■ Prompt ■
Report every line below that holds the word "description".

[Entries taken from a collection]
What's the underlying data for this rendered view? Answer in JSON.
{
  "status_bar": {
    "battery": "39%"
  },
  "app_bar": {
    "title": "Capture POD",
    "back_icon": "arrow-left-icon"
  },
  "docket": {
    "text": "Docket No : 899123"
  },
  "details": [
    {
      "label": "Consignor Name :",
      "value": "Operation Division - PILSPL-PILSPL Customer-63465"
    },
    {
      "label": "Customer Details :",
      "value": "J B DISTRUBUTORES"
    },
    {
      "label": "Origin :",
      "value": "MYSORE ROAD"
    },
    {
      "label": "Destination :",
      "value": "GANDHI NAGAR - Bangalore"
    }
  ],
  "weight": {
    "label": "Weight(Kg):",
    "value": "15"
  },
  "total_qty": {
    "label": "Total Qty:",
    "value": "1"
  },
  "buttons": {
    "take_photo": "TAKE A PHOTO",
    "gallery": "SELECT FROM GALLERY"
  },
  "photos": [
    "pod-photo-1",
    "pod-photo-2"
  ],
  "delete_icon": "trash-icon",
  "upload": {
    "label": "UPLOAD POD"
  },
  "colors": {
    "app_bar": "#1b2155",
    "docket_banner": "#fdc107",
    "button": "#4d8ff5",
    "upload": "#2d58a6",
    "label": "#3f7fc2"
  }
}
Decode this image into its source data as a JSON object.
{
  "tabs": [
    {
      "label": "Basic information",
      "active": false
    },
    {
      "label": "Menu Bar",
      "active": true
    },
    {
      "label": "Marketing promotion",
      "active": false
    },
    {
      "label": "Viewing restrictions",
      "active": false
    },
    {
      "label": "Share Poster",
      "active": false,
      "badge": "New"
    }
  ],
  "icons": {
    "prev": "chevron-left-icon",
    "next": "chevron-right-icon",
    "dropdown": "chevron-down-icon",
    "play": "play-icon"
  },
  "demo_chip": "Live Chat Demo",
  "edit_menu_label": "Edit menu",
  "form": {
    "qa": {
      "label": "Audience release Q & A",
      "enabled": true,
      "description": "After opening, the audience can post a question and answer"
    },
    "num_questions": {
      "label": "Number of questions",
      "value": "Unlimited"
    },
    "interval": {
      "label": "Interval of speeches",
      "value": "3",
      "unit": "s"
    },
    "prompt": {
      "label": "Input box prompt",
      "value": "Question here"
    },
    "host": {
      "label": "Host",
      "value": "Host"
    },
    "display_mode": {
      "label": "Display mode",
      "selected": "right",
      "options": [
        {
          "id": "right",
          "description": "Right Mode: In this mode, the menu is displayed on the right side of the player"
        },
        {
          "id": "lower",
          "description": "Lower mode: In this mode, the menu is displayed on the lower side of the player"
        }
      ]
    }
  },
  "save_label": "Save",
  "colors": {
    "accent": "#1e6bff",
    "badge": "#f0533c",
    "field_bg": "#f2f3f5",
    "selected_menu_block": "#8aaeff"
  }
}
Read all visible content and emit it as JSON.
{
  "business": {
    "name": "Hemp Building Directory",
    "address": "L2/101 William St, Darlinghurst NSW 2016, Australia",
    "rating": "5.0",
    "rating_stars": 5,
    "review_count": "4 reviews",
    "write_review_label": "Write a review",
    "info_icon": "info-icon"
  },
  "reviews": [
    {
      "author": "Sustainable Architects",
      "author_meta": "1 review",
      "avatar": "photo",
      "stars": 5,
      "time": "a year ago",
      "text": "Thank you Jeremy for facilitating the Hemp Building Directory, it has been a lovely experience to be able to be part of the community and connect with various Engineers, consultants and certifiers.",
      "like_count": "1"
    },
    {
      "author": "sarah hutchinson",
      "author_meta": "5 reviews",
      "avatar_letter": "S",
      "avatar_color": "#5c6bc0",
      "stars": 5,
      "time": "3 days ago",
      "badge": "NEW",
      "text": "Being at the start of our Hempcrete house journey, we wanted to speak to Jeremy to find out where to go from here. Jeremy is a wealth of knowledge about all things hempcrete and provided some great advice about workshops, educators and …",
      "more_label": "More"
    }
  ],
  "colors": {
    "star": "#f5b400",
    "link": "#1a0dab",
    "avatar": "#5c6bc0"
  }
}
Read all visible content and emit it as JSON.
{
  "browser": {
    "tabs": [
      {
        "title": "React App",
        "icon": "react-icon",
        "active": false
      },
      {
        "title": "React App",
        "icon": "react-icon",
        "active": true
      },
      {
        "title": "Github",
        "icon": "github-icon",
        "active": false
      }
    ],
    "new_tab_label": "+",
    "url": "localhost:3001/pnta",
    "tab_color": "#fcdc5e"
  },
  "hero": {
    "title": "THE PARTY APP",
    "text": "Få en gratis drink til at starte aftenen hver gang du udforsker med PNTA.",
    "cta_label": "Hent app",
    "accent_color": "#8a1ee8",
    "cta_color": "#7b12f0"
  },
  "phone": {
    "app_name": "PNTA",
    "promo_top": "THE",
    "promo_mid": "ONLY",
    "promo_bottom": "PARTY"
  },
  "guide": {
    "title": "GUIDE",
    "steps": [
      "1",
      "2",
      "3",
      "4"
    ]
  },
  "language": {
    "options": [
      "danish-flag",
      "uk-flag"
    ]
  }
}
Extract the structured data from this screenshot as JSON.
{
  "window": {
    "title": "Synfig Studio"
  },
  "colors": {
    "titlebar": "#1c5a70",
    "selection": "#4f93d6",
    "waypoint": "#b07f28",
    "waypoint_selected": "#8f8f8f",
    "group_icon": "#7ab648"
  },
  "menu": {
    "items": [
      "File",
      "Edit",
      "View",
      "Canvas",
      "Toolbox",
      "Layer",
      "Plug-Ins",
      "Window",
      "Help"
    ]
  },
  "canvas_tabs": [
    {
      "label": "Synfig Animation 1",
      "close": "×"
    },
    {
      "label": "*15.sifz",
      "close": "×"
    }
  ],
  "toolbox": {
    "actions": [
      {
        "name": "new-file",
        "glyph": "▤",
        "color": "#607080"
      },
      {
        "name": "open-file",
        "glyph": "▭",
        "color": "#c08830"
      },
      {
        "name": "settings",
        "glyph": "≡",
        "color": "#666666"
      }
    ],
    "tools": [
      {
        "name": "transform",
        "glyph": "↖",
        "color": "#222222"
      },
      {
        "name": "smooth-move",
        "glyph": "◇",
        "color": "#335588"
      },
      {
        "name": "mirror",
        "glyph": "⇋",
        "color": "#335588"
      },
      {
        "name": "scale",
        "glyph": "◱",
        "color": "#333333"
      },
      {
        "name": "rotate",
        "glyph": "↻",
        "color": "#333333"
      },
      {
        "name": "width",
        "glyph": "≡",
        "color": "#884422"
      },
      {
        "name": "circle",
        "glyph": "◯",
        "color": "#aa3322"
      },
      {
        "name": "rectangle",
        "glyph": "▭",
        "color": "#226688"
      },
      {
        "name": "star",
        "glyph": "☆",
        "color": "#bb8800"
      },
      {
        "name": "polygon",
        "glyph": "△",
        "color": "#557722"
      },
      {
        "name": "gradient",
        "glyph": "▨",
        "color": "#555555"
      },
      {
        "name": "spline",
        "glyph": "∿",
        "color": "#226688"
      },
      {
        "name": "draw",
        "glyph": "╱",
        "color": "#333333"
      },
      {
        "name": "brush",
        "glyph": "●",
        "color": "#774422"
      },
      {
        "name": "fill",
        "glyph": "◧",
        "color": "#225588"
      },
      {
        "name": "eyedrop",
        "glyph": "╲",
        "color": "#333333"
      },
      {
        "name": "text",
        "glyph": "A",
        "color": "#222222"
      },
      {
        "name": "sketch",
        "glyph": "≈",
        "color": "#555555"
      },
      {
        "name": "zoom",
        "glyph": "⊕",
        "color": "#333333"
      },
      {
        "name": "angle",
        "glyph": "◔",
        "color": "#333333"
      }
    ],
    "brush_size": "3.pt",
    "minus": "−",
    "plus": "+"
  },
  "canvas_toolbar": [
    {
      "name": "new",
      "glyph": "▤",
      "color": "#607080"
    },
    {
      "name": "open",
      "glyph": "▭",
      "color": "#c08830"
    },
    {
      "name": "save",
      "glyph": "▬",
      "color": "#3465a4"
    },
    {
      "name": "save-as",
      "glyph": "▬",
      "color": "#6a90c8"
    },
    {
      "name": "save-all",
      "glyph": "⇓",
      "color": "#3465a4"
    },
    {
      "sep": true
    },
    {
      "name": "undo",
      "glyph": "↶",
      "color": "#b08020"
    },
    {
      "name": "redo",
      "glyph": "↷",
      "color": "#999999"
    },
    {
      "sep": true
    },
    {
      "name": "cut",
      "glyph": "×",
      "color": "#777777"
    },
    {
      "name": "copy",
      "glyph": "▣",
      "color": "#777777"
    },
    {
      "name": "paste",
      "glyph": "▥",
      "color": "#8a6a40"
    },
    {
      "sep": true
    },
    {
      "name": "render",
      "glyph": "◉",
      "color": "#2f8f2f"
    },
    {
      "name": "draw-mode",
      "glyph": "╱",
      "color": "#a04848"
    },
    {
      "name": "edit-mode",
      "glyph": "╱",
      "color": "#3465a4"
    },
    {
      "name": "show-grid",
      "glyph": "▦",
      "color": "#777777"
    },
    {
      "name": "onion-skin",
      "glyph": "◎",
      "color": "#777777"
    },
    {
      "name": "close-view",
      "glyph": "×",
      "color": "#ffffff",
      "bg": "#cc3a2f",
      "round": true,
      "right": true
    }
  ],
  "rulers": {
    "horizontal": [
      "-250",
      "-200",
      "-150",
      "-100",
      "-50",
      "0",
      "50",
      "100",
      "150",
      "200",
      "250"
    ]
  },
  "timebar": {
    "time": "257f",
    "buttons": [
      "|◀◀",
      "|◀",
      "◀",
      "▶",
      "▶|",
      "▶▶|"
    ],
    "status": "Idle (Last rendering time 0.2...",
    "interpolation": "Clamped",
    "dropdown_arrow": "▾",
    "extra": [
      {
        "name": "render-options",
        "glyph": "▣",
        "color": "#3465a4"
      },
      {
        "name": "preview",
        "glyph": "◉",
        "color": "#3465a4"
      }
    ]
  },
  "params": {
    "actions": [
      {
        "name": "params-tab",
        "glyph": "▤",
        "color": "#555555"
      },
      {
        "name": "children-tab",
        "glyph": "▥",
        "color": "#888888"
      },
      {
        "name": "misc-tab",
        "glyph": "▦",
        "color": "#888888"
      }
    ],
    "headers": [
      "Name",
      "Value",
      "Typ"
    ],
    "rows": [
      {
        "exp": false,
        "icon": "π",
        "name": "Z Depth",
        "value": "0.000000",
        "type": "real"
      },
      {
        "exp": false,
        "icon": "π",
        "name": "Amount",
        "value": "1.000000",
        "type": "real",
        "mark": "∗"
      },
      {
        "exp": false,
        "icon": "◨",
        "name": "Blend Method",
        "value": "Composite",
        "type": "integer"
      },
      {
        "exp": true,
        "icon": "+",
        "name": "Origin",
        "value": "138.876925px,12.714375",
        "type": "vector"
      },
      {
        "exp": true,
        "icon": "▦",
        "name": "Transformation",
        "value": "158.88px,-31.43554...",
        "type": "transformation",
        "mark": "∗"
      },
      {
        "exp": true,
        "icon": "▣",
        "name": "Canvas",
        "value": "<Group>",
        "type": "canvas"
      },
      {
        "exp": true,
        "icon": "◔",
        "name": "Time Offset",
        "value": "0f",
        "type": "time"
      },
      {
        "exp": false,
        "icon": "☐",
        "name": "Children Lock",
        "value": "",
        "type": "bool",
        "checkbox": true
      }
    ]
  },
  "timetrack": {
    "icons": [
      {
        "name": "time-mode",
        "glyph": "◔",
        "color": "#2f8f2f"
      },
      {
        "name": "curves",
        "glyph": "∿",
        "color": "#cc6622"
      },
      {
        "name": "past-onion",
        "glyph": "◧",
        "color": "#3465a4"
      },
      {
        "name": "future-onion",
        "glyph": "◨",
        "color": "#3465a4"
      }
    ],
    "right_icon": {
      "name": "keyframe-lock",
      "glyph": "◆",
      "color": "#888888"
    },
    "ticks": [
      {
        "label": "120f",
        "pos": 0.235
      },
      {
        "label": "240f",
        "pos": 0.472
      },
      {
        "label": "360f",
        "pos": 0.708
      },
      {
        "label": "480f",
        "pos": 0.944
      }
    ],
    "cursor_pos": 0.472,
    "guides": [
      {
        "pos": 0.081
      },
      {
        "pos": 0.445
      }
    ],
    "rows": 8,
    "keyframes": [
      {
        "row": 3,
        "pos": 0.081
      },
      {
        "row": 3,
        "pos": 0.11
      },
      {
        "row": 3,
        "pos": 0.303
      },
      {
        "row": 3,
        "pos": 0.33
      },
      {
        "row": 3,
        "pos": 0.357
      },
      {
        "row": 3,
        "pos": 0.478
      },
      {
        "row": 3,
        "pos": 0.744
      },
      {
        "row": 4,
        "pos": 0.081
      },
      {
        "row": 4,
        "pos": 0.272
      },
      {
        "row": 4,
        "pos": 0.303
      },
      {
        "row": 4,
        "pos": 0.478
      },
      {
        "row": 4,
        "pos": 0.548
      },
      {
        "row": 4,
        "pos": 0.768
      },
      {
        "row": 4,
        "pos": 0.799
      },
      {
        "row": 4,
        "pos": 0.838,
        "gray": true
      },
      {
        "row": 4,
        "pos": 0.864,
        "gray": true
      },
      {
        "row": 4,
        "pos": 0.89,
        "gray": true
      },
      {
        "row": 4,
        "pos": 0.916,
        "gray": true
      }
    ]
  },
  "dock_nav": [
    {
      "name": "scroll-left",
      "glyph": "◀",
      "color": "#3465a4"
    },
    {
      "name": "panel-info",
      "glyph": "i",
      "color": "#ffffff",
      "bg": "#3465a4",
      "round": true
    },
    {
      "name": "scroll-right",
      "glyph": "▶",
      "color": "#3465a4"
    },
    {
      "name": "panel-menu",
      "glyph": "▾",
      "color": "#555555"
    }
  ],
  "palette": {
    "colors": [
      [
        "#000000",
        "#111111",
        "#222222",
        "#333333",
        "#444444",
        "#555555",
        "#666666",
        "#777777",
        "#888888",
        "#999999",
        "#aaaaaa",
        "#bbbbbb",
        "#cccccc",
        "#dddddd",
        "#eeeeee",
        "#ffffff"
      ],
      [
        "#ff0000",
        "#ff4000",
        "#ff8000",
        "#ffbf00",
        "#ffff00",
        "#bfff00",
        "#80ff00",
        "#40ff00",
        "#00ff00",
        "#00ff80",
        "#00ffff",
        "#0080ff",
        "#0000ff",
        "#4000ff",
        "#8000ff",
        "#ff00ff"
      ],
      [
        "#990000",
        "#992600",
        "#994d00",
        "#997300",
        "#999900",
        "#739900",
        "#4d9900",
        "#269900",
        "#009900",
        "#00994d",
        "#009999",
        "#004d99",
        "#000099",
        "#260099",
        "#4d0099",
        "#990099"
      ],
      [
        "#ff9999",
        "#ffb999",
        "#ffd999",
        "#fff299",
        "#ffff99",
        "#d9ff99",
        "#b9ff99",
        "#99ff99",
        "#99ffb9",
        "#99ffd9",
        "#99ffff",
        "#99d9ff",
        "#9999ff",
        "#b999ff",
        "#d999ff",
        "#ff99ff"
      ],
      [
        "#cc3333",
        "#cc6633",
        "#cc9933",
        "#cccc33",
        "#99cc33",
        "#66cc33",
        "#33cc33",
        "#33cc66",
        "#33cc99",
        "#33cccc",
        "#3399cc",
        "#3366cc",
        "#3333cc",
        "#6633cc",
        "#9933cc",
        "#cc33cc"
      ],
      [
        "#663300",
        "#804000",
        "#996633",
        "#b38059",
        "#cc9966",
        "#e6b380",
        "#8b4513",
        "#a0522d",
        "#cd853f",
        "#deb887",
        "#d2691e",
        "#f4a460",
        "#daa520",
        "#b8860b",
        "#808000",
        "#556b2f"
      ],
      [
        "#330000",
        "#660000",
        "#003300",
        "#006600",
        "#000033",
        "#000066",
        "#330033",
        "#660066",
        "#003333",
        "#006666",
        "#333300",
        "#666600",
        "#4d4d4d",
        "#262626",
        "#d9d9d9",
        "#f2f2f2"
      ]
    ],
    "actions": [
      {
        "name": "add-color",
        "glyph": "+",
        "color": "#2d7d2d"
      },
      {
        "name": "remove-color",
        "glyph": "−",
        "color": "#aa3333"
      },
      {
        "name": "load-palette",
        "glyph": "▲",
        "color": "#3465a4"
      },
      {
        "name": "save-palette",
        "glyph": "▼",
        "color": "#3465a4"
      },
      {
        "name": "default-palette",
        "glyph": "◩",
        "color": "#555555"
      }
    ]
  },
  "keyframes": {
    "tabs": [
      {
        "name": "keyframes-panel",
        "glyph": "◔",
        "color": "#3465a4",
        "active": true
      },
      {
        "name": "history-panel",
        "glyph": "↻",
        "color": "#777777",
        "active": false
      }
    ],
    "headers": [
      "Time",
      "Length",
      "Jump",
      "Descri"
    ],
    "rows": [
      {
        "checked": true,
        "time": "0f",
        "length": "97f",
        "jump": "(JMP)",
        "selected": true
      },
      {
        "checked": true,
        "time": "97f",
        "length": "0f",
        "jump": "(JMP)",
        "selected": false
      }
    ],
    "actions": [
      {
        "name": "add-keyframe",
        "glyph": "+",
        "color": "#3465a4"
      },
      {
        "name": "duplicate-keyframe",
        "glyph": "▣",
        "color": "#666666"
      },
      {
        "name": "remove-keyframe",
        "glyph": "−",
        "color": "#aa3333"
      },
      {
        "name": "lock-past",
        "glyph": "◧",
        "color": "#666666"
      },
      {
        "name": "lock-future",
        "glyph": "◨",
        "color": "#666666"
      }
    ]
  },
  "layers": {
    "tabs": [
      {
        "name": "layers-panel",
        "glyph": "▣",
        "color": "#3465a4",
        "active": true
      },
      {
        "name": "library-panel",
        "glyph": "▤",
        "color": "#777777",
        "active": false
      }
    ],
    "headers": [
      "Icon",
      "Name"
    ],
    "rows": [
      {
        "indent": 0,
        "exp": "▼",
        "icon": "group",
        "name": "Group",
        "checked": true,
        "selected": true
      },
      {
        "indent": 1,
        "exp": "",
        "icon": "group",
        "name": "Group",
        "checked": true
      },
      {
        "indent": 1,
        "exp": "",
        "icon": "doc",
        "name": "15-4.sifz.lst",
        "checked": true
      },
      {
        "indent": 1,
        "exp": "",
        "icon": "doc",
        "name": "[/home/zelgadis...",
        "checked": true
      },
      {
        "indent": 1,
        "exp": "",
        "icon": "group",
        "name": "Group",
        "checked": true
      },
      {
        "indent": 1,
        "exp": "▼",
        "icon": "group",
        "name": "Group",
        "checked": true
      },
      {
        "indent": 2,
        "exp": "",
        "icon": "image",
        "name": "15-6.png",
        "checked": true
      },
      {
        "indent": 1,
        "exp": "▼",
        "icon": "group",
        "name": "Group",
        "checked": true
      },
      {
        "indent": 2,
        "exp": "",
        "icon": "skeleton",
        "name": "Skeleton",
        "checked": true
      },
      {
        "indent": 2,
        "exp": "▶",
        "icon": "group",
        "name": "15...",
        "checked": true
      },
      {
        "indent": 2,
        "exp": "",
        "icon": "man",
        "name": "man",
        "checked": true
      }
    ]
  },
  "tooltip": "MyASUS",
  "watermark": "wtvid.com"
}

■ Answer for the task ■
      "description": "After opening, the audience can post a question and answer"
          "description": "Right Mode: In this mode, the menu is displayed on the right side of the player"
          "description": "Lower mode: In this mode, the menu is displayed on the lower side of the player"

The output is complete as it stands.